====== MATERIALS PROVIDED ======

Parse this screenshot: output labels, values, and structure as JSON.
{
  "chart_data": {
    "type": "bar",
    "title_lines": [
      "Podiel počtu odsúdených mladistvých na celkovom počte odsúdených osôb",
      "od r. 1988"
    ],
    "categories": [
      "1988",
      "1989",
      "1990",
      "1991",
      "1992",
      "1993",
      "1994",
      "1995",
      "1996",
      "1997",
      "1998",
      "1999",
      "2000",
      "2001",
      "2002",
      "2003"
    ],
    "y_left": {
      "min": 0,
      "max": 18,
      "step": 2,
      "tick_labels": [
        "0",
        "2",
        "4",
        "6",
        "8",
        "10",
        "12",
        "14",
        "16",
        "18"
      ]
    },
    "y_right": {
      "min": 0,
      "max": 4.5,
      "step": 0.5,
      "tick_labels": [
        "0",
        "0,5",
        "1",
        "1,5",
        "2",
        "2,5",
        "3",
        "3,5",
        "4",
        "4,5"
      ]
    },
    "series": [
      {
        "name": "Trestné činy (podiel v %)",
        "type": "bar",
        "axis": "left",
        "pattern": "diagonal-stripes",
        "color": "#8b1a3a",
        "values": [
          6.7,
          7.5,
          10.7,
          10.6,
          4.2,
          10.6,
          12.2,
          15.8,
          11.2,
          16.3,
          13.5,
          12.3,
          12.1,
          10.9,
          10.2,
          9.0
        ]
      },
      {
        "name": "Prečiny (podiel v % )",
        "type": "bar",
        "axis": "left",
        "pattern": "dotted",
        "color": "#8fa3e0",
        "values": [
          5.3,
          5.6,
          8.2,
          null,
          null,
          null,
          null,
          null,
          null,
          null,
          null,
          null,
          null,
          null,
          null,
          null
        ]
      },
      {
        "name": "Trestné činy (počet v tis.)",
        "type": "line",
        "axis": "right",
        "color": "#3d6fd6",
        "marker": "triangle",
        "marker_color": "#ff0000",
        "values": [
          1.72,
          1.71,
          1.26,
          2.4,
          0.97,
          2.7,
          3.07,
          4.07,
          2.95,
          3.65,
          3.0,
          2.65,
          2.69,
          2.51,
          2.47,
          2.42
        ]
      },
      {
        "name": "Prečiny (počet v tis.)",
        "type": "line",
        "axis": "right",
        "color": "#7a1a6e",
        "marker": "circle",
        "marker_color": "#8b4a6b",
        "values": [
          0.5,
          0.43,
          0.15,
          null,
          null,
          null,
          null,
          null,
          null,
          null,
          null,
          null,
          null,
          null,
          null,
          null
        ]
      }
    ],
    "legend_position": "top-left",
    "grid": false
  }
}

======

YOUR TASK
Out of the preceding entries, pull every line containing the string "pattern".

ANSWER BELOW
        "pattern": "diagonal-stripes",
        "pattern": "dotted",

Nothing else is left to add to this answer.